Gather each line containing the string "tête" from these entries.

· · ·

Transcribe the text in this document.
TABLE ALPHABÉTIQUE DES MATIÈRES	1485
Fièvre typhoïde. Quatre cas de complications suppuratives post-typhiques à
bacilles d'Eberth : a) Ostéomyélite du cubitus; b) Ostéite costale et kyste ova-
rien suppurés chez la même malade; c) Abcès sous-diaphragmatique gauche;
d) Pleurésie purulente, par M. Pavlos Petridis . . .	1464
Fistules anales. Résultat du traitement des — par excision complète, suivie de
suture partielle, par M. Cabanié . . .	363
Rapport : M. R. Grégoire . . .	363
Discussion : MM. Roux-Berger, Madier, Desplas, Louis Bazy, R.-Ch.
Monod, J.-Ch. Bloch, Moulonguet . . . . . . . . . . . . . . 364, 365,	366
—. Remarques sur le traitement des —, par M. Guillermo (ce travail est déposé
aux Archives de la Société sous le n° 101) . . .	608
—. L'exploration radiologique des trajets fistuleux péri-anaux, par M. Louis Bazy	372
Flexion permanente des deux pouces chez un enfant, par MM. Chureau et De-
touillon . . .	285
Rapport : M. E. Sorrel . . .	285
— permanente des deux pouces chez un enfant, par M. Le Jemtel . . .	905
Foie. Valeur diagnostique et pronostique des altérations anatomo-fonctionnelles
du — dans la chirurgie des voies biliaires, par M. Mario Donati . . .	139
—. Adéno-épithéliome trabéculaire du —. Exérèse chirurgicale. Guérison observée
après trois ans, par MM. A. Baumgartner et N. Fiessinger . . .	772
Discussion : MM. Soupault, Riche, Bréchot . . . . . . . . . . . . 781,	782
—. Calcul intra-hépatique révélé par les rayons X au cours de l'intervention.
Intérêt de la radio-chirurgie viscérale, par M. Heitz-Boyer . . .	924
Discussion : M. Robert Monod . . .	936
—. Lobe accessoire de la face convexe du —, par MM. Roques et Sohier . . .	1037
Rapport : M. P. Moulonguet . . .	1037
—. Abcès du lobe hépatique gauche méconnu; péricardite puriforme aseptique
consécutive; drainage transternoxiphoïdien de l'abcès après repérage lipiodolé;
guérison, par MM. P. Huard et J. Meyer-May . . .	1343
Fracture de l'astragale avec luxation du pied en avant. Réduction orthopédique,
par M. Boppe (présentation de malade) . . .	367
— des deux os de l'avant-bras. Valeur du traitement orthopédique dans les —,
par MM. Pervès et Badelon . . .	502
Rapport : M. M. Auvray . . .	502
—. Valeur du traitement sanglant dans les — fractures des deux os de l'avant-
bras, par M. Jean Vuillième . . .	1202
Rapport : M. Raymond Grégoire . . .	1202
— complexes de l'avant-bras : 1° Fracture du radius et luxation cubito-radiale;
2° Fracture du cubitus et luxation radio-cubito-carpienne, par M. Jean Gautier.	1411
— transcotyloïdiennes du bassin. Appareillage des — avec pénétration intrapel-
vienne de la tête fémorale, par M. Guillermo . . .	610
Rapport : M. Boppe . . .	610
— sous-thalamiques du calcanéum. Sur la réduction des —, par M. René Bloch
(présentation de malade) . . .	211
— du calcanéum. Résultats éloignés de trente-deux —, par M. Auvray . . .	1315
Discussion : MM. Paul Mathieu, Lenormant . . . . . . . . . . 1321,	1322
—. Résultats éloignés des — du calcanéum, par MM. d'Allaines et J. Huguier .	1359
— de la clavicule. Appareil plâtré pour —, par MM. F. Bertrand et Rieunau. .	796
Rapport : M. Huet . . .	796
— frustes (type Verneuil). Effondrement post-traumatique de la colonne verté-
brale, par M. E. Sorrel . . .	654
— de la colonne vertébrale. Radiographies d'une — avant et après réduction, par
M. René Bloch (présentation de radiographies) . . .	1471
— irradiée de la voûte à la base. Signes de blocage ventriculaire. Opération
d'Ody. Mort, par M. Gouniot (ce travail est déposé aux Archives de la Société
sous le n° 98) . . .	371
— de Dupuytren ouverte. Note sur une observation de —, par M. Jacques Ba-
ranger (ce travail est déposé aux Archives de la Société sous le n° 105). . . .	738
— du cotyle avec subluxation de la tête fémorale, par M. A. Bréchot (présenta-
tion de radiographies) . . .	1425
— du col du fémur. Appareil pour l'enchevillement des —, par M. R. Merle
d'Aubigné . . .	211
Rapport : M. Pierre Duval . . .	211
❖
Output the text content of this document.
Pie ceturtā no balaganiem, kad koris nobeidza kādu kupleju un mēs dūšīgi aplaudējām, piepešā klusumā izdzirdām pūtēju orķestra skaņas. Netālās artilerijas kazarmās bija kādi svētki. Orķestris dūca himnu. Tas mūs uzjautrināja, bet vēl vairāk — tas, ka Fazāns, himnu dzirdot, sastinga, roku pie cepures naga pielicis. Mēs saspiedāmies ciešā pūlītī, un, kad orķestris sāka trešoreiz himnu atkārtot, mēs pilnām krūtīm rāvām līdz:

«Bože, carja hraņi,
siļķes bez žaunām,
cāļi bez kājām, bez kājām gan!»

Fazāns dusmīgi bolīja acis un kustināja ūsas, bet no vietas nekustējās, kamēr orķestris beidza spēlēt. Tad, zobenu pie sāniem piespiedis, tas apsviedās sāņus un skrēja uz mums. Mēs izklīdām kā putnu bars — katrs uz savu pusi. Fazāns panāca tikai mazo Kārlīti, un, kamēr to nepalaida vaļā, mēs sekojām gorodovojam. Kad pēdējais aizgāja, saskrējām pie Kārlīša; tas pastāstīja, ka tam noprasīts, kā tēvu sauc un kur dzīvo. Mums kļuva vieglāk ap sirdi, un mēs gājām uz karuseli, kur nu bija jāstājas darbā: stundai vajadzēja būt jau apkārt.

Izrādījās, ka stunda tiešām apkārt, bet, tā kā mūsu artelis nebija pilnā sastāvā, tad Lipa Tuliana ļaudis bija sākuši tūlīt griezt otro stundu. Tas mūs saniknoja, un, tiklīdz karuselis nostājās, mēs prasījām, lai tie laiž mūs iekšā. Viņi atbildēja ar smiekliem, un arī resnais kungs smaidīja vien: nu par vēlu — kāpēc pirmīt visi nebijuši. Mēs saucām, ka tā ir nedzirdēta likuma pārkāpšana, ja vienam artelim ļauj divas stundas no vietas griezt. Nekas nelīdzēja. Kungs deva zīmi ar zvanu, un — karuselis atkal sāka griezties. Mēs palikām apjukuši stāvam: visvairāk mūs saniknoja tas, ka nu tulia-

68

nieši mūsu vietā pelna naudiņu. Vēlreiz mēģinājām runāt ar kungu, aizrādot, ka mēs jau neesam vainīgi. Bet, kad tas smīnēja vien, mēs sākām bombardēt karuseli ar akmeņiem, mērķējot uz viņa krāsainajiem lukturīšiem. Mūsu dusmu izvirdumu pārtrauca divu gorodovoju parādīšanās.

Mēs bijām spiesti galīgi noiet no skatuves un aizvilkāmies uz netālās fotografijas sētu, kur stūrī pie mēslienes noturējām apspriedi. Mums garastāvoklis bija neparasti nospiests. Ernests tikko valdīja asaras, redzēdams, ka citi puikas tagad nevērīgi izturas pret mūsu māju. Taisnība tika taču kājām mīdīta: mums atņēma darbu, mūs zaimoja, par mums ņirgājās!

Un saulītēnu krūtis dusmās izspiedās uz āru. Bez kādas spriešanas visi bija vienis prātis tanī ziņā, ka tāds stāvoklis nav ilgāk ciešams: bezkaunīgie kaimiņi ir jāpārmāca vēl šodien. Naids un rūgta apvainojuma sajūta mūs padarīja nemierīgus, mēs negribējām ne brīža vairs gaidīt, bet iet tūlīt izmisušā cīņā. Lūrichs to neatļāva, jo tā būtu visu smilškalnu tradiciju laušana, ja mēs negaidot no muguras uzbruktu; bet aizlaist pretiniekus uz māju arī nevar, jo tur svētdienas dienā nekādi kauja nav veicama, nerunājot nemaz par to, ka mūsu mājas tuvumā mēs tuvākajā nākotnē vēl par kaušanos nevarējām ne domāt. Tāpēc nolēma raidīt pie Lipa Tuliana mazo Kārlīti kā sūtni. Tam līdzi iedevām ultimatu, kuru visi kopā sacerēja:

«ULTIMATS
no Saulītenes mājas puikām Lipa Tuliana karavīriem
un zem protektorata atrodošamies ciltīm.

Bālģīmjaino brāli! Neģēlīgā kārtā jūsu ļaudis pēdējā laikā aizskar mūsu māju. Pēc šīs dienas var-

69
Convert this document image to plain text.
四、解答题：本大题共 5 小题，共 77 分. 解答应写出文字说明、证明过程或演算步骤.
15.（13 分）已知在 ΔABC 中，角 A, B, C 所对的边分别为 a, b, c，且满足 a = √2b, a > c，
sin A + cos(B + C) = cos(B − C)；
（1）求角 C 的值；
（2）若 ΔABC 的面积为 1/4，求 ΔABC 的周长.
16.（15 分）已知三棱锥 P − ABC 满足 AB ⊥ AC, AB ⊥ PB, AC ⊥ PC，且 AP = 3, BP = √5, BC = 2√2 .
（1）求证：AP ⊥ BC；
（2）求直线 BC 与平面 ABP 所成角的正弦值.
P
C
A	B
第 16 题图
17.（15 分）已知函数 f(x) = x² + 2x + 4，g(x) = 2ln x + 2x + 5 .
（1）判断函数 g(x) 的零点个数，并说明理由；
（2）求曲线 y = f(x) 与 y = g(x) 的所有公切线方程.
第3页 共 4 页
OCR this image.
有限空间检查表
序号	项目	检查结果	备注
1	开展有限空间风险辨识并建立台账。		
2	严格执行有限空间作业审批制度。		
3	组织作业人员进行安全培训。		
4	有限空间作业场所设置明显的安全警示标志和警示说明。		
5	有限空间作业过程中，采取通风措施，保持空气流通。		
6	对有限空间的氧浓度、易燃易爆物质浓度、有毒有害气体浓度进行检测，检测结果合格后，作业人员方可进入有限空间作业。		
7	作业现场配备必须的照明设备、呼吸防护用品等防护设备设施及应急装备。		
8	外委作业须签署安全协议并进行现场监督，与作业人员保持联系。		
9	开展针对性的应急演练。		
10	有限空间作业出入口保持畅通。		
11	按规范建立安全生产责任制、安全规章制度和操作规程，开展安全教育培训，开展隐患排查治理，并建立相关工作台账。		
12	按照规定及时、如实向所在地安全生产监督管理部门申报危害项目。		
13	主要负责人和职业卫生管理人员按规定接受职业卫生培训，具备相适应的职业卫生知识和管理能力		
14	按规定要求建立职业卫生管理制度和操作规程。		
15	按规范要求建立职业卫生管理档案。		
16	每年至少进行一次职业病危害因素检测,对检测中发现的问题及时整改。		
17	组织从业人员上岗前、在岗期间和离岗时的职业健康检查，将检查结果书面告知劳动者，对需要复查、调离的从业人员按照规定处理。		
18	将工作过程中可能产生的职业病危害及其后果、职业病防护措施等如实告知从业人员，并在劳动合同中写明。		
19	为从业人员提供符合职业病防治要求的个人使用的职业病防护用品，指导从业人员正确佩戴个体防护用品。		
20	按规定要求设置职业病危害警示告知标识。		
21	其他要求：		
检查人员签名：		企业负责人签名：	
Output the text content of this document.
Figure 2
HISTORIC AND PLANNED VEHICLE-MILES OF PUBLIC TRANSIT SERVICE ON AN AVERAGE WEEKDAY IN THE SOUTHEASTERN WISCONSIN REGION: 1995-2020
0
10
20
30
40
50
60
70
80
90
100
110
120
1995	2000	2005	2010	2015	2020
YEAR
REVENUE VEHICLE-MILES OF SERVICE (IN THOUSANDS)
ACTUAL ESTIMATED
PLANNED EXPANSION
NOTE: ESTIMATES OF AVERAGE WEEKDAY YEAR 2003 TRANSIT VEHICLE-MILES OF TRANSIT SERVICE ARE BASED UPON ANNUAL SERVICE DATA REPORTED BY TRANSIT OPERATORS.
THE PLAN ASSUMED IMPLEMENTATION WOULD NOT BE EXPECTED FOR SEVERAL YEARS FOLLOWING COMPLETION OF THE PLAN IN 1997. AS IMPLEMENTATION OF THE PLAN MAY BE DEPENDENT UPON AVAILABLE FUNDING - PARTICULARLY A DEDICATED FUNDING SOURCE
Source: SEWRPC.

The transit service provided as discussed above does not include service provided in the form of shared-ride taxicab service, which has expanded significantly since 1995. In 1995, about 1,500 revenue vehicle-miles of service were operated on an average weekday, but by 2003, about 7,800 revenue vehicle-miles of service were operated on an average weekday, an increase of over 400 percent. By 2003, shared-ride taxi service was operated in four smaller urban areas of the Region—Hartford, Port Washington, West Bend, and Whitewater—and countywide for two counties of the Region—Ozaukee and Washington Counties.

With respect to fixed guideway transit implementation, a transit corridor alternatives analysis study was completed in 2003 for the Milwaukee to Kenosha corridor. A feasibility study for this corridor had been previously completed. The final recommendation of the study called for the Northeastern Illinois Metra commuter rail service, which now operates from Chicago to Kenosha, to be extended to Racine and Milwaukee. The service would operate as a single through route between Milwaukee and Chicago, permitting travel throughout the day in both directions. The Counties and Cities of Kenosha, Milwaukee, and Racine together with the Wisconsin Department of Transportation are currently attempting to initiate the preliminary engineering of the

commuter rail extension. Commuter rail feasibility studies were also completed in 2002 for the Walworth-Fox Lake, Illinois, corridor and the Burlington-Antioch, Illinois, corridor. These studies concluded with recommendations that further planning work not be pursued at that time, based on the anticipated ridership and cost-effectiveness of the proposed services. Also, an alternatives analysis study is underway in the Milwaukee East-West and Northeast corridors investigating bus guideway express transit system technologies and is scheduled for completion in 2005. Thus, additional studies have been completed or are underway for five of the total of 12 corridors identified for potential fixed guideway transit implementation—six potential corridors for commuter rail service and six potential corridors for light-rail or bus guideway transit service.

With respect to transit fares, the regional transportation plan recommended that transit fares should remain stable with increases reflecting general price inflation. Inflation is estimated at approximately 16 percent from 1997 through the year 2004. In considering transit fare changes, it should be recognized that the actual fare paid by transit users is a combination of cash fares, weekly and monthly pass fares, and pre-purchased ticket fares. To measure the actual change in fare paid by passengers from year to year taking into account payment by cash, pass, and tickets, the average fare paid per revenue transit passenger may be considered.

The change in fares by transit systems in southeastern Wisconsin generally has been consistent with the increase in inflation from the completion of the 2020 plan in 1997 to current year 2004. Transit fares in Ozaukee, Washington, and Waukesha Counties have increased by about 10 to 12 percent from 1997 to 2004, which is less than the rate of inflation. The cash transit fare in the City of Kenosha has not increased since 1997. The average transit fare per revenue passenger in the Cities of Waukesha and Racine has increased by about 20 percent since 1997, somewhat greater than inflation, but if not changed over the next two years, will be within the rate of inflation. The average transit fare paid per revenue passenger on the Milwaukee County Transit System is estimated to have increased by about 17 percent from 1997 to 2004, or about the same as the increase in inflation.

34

· · ·

§ **The result**:
vienne de la tête fémorale, par M. Guillermo . . .	610
— du cotyle avec subluxation de la tête fémorale, par M. A. Bréchot (présenta-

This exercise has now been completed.